-- BEGIN DOCUMENT SEGMENT --

Why this happens? Is correct my hypothesis that FindMinimum for some reason can't increase the step size? Is it a bug? And the most important: is there a way to overcome this problem and always get the result in as little number of steps as possible?

Reported to the support as [CASE:3967239]. – Alexey Popkov Nov 01 '17 at 10:20 — Alexey Popkov, Nov 01 '17 at 10:20

Henrik Schumacher · Answer 1 · 2017-10-24T10:52:46.967

I do not really know what the issue is with the choice of step sizes internally to FindMinimum. What I can say is that the Hessian of the objective (sum of squares of residualVect) is pretty ill-conditioned (at least two eigenvalues at one minimum (one that I compute below) are smaller than 10^-12). But that is independent of the scaling. However, Levenberg-Marquardt tries to regularize (an approximation to) the Hessian by adding an $\varepsilon$ (or several small and positive parameters) to the diagonal to make it better conditioned. It is not so easy to guess a suitable $\varepsilon$ and maybe, the heuristic in use is scale-dependent...

-- END DOCUMENT SEGMENT --

TASK 1:
Transcribe the passage of the FindMinimum discussion from "Henrik Schumacher ·" up to and including "use is scale-dependent...".

-- BEGIN PROVIDED ENTRIES --

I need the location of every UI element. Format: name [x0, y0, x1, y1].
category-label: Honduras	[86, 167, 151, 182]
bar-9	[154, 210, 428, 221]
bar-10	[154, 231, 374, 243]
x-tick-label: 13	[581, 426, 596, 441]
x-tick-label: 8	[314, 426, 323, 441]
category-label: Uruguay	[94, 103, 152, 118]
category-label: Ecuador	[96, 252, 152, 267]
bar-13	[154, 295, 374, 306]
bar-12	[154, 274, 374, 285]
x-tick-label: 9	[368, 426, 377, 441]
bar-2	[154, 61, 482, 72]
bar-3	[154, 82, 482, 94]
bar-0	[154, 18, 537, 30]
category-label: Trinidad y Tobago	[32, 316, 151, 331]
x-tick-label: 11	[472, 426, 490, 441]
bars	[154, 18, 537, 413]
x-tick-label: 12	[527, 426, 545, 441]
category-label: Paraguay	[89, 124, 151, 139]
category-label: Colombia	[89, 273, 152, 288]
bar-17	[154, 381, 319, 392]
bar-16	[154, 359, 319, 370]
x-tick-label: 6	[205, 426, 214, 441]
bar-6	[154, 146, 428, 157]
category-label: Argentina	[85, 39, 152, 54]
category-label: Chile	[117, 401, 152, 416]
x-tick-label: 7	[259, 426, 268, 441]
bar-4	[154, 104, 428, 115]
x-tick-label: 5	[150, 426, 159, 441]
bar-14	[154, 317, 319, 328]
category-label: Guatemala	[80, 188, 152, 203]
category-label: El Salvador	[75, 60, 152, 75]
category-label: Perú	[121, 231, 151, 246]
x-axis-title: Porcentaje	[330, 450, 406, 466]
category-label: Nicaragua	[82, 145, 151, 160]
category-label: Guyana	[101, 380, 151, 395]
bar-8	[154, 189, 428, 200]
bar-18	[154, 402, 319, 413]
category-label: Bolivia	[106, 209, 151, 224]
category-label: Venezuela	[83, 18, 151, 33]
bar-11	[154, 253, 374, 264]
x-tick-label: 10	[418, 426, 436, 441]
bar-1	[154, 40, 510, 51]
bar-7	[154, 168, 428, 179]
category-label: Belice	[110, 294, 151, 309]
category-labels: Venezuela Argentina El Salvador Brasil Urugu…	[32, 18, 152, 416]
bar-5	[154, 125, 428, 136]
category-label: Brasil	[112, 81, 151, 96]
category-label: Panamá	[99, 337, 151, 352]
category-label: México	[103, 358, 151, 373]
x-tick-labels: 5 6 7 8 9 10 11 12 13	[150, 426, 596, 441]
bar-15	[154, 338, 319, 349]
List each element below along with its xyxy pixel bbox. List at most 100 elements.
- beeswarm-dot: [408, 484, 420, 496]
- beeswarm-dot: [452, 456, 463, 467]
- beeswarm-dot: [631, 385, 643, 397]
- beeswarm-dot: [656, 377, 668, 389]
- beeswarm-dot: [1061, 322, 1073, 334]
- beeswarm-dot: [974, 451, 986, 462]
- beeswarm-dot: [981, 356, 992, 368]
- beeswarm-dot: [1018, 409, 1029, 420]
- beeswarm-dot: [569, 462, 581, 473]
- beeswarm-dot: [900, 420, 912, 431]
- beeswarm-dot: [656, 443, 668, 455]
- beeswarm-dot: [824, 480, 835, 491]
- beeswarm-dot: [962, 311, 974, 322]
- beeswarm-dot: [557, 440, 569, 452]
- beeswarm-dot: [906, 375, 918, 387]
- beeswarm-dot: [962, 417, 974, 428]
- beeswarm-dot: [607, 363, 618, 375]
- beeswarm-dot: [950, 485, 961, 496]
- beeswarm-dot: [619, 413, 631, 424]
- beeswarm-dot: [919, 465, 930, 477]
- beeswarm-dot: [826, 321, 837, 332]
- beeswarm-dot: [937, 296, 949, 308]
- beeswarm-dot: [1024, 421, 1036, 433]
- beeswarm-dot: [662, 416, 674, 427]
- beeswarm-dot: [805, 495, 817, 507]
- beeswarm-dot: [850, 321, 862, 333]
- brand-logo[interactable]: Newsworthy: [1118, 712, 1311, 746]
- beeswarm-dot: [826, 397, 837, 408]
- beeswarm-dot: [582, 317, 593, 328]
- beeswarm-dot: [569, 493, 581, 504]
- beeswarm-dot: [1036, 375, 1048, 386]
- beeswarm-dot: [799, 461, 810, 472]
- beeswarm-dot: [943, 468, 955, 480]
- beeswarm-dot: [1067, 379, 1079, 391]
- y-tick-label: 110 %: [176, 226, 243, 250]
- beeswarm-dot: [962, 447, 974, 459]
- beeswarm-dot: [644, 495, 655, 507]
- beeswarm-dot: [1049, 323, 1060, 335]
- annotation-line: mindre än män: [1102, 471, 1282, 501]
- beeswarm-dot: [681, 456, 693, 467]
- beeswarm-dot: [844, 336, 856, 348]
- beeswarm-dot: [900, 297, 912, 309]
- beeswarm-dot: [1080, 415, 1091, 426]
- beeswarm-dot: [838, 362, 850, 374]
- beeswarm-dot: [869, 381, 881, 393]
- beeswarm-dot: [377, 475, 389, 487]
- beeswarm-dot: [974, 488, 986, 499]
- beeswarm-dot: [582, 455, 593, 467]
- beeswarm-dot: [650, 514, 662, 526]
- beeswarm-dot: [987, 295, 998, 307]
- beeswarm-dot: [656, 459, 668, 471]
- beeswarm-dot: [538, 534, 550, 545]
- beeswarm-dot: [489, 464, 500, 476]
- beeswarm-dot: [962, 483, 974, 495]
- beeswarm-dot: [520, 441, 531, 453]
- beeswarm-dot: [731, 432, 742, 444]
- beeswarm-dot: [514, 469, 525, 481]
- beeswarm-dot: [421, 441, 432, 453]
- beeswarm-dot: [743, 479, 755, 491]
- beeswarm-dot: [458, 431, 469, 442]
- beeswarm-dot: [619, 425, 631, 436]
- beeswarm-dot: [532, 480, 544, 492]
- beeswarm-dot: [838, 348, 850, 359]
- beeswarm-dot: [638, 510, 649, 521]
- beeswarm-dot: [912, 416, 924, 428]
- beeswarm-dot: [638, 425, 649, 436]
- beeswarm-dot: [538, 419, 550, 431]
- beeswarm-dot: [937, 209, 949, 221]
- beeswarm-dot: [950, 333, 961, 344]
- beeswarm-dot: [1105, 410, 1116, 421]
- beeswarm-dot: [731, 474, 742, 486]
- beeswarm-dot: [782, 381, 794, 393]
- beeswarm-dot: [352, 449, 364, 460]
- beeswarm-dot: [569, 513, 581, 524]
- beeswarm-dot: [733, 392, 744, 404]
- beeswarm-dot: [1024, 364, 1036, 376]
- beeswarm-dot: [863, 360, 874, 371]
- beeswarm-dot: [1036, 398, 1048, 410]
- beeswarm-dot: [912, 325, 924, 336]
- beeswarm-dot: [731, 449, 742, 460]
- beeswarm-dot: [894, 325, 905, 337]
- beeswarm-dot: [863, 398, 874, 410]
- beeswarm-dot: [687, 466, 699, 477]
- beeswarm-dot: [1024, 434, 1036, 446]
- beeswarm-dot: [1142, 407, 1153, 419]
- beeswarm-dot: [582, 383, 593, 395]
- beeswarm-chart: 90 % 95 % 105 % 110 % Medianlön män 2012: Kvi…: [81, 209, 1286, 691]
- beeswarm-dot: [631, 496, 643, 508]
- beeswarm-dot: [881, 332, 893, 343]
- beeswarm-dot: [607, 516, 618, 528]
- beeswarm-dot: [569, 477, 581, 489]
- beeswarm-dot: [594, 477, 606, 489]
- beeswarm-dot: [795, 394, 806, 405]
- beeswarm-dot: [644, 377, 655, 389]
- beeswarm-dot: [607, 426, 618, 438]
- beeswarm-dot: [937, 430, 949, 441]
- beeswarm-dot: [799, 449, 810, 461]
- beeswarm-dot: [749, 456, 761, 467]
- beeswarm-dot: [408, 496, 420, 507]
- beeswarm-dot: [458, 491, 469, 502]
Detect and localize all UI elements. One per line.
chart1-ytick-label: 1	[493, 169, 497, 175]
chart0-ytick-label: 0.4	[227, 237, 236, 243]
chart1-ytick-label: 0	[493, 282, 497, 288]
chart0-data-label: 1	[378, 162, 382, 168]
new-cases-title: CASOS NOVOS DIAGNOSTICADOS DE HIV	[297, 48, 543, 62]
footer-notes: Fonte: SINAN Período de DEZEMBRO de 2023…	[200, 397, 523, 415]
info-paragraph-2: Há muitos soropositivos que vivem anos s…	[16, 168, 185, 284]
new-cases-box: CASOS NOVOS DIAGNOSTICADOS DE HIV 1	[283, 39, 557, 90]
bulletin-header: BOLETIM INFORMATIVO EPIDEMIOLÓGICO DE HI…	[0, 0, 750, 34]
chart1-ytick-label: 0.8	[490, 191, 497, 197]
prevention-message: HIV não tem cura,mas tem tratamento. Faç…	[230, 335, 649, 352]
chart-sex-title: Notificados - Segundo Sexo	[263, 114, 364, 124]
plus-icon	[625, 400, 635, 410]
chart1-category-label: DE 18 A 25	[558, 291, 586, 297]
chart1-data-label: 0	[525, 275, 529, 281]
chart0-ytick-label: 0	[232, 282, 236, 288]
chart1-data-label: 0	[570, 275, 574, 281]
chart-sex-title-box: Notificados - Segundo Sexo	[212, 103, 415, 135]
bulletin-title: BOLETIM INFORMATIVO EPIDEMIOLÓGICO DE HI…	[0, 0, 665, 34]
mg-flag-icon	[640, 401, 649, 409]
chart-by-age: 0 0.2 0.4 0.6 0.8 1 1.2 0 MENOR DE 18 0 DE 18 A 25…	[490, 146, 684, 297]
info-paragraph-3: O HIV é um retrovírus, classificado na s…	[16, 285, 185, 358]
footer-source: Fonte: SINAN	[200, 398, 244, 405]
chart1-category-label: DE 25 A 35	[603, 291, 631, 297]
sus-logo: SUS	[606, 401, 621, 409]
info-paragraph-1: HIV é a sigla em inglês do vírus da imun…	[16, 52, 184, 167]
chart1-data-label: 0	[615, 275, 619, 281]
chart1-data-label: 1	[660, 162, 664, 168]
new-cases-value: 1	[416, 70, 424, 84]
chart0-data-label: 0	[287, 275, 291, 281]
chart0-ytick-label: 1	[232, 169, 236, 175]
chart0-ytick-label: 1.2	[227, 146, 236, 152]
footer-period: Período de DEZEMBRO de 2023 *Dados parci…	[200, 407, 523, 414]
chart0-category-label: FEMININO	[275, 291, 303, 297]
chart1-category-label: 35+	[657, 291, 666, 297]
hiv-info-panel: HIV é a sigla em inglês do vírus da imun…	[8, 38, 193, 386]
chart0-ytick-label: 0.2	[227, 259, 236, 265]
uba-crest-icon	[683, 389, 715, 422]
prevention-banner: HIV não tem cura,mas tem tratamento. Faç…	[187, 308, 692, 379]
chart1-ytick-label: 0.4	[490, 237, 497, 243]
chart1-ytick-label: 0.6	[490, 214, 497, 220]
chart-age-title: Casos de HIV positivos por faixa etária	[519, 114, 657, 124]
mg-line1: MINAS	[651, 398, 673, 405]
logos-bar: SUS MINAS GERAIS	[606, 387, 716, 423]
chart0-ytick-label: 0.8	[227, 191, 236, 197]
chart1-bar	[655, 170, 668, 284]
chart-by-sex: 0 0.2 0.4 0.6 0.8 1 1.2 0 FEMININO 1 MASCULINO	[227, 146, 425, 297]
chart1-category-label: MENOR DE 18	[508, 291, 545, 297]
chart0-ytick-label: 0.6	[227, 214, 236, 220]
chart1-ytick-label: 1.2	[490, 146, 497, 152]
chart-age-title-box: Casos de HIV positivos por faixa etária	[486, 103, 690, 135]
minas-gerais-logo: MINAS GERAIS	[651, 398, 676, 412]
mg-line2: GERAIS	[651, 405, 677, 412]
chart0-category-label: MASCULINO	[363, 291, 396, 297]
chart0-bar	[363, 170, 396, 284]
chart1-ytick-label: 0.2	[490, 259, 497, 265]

-- END PROVIDED ENTRIES --

TASK 2:
Reproduce the listing from its first line up to and including the line with "61, 482, 72]", substituting "country-label" for "category-label" and leaving everything else unchanged. Give only those lines.

CORRECT OUTPUT 1:
Henrik Schumacher · Answer 1 · 2017-10-24T10:52:46.967

I do not really know what the issue is with the choice of step sizes internally to FindMinimum. What I can say is that the Hessian of the objective (sum of squares of residualVect) is pretty ill-conditioned (at least two eigenvalues at one minimum (one that I compute below) are smaller than 10^-12). But that is independent of the scaling. However, Levenberg-Marquardt tries to regularize (an approximation to) the Hessian by adding an $\varepsilon$ (or several small and positive parameters) to the diagonal to make it better conditioned. It is not so easy to guess a suitable $\varepsilon$ and maybe, the heuristic in use is scale-dependent...

CORRECT OUTPUT 2:
I need the location of every UI element. Format: name [x0, y0, x1, y1].
country-label: Honduras	[86, 167, 151, 182]
bar-9	[154, 210, 428, 221]
bar-10	[154, 231, 374, 243]
x-tick-label: 13	[581, 426, 596, 441]
x-tick-label: 8	[314, 426, 323, 441]
country-label: Uruguay	[94, 103, 152, 118]
country-label: Ecuador	[96, 252, 152, 267]
bar-13	[154, 295, 374, 306]
bar-12	[154, 274, 374, 285]
x-tick-label: 9	[368, 426, 377, 441]
bar-2	[154, 61, 482, 72]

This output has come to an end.